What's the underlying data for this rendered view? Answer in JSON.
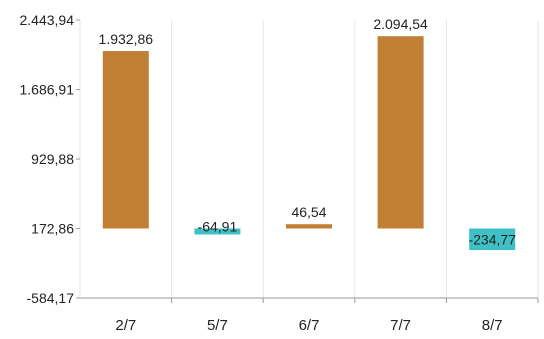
{
  "chart_data": {
    "type": "bar",
    "categories": [
      "2/7",
      "5/7",
      "6/7",
      "7/7",
      "8/7"
    ],
    "values": [
      1932.86,
      -64.91,
      46.54,
      2094.54,
      -234.77
    ],
    "labels": [
      "1.932,86",
      "-64,91",
      "46,54",
      "2.094,54",
      "-234,77"
    ],
    "y_ticks": [
      2443.94,
      1686.91,
      929.88,
      172.86,
      -584.17
    ],
    "y_tick_labels": [
      "2.443,94",
      "1.686,91",
      "929,88",
      "172,86",
      "-584,17"
    ],
    "ylim": [
      -584.17,
      2443.94
    ],
    "baseline": 172.86,
    "grid": true,
    "colors": {
      "positive": "#C07F35",
      "negative": "#3EC1C6"
    }
  }
}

________________

- [Given problem]: Reproduce each line of the records exactly, and omit every picture.

- [Task response]:
What's the underlying data for this rendered view? Answer in JSON.
{
  "chart_data": {
    "type": "bar",
    "categories": [
      "2/7",
      "5/7",
      "6/7",
      "7/7",
      "8/7"
    ],
    "values": [
      1932.86,
      -64.91,
      46.54,
      2094.54,
      -234.77
    ],
    "labels": [
      "1.932,86",
      "-64,91",
      "46,54",
      "2.094,54",
      "-234,77"
    ],
    "y_ticks": [
      2443.94,
      1686.91,
      929.88,
      172.86,
      -584.17
    ],
    "y_tick_labels": [
      "2.443,94",
      "1.686,91",
      "929,88",
      "172,86",
      "-584,17"
    ],
    "ylim": [
      -584.17,
      2443.94
    ],
    "baseline": 172.86,
    "grid": true,
    "colors": {
      "positive": "#C07F35",
      "negative": "#3EC1C6"
    }
  }
}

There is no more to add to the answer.